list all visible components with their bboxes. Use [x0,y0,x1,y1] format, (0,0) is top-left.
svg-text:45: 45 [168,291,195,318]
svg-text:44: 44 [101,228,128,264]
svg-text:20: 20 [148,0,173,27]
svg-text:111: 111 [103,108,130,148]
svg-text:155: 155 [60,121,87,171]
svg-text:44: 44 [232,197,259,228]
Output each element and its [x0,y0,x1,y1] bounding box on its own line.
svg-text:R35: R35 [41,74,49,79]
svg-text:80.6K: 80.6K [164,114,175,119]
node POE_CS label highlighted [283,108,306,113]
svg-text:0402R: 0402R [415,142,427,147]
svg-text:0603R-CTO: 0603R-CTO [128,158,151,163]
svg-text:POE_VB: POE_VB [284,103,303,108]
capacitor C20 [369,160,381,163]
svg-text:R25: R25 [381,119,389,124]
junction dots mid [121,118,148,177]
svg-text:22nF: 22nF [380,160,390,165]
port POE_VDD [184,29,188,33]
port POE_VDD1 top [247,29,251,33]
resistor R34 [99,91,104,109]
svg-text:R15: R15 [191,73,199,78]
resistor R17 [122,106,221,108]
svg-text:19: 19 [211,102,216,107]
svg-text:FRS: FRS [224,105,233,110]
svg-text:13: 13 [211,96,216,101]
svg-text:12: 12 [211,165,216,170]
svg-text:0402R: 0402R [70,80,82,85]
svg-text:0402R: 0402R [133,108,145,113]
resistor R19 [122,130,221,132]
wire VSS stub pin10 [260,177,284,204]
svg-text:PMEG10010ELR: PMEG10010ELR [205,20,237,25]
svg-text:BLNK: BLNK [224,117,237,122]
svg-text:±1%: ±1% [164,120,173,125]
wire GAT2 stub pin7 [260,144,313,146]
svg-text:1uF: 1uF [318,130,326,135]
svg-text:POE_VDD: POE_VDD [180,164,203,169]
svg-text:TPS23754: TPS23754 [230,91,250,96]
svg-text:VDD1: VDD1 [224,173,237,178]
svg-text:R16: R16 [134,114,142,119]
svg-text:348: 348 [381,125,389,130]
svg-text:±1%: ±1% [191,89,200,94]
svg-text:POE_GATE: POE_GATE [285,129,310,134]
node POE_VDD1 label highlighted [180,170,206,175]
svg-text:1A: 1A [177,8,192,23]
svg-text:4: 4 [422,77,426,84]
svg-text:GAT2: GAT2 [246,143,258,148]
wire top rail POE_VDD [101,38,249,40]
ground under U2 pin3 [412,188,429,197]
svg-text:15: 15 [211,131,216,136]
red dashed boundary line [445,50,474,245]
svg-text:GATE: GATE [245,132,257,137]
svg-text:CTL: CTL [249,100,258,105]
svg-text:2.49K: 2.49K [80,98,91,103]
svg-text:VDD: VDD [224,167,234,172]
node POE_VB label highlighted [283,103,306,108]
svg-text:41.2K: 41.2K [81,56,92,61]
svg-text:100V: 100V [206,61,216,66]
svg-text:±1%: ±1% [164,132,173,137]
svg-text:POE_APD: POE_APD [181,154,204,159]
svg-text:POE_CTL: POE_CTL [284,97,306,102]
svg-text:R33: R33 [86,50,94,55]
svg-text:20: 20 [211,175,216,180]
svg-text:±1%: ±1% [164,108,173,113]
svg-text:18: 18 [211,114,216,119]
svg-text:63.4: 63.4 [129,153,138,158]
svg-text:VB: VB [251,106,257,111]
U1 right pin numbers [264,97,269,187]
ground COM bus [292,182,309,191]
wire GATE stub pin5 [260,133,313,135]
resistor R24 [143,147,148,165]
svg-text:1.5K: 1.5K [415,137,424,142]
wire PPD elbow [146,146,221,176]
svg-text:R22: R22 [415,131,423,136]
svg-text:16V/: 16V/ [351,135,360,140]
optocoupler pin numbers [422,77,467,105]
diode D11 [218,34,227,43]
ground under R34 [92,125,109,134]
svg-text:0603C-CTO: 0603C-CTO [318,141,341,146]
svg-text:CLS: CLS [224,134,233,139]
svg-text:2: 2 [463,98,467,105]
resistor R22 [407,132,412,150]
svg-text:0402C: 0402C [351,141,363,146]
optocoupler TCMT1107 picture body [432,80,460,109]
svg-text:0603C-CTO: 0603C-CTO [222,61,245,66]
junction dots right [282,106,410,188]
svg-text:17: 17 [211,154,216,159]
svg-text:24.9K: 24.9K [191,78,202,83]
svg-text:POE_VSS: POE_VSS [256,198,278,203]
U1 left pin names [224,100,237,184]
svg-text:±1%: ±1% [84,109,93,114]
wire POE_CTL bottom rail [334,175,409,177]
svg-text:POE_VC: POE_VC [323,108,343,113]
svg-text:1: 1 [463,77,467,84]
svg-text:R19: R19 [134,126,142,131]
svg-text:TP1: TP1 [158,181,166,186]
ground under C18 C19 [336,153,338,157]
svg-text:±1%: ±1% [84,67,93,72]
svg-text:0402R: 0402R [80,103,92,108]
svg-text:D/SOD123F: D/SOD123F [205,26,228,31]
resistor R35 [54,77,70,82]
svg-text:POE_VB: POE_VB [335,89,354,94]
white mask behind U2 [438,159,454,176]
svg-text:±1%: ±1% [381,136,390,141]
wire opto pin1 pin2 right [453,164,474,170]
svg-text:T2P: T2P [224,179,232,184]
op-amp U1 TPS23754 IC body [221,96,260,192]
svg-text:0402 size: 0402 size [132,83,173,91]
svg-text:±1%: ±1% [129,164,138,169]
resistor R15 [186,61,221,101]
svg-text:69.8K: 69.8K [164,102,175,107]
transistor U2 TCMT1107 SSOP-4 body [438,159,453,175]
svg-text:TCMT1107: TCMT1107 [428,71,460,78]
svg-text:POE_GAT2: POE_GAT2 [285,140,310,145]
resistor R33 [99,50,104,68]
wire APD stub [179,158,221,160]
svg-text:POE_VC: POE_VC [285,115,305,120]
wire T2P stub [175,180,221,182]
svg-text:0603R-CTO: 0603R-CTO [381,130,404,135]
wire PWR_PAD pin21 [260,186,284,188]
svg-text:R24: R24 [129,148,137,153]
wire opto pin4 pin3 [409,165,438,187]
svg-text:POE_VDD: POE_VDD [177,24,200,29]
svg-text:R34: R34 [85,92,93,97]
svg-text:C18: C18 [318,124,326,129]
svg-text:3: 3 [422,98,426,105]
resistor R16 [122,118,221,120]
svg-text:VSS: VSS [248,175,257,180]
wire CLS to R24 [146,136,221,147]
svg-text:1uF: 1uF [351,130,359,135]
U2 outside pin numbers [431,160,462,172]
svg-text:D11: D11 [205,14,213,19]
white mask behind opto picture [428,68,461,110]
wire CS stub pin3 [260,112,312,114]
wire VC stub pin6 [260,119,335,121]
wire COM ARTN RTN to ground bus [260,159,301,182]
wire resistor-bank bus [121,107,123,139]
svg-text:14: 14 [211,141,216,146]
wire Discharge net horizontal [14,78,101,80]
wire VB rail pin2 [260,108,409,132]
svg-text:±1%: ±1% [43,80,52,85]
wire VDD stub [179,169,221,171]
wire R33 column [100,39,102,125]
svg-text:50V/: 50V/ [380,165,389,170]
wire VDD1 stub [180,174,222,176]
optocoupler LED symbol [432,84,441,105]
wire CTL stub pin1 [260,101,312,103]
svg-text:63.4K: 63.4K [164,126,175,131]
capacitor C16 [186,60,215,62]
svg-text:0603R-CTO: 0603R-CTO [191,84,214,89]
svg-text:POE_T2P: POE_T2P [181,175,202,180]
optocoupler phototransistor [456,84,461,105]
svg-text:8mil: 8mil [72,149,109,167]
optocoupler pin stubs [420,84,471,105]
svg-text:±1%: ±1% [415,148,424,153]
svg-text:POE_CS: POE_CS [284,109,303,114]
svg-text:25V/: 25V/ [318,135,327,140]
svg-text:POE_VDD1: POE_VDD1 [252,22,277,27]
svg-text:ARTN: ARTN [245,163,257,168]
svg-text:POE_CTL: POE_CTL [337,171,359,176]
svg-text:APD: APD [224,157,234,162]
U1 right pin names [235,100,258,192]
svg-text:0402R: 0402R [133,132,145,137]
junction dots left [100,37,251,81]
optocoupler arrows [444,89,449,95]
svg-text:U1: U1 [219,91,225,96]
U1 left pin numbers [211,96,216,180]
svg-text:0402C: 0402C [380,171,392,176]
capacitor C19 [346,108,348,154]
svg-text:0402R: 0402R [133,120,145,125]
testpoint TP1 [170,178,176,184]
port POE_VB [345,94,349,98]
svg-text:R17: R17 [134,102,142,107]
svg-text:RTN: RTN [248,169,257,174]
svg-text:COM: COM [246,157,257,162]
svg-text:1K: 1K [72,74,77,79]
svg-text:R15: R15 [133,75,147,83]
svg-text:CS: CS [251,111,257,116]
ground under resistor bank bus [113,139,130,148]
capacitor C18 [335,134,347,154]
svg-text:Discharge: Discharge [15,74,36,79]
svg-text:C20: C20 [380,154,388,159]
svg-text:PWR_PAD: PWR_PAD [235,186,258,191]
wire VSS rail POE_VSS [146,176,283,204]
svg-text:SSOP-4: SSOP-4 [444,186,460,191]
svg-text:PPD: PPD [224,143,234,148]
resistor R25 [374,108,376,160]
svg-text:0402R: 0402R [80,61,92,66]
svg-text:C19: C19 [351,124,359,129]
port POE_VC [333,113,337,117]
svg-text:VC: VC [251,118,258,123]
● ● ●
Can you transcribe the records line for line, everything from the very start down to the line containing "wire GAT2 stub pin7 [260,144,313,146]", including that line?

list all visible components with their bboxes. Use [x0,y0,x1,y1] format, (0,0) is top-left.
svg-text:45: 45 [168,291,195,318]
svg-text:44: 44 [101,228,128,264]
svg-text:20: 20 [148,0,173,27]
svg-text:111: 111 [103,108,130,148]
svg-text:155: 155 [60,121,87,171]
svg-text:44: 44 [232,197,259,228]
Output each element and its [x0,y0,x1,y1] bounding box on its own line.
svg-text:R35: R35 [41,74,49,79]
svg-text:80.6K: 80.6K [164,114,175,119]
node POE_CS label highlighted [283,108,306,113]
svg-text:0402R: 0402R [415,142,427,147]
svg-text:0603R-CTO: 0603R-CTO [128,158,151,163]
svg-text:POE_VB: POE_VB [284,103,303,108]
capacitor C20 [369,160,381,163]
svg-text:R25: R25 [381,119,389,124]
junction dots mid [121,118,148,177]
svg-text:22nF: 22nF [380,160,390,165]
port POE_VDD [184,29,188,33]
port POE_VDD1 top [247,29,251,33]
resistor R34 [99,91,104,109]
svg-text:R15: R15 [191,73,199,78]
resistor R17 [122,106,221,108]
svg-text:19: 19 [211,102,216,107]
svg-text:FRS: FRS [224,105,233,110]
svg-text:13: 13 [211,96,216,101]
svg-text:12: 12 [211,165,216,170]
svg-text:0402R: 0402R [70,80,82,85]
svg-text:0402R: 0402R [133,108,145,113]
resistor R19 [122,130,221,132]
wire VSS stub pin10 [260,177,284,204]
svg-text:PMEG10010ELR: PMEG10010ELR [205,20,237,25]
svg-text:BLNK: BLNK [224,117,237,122]
svg-text:±1%: ±1% [164,120,173,125]
wire GAT2 stub pin7 [260,144,313,146]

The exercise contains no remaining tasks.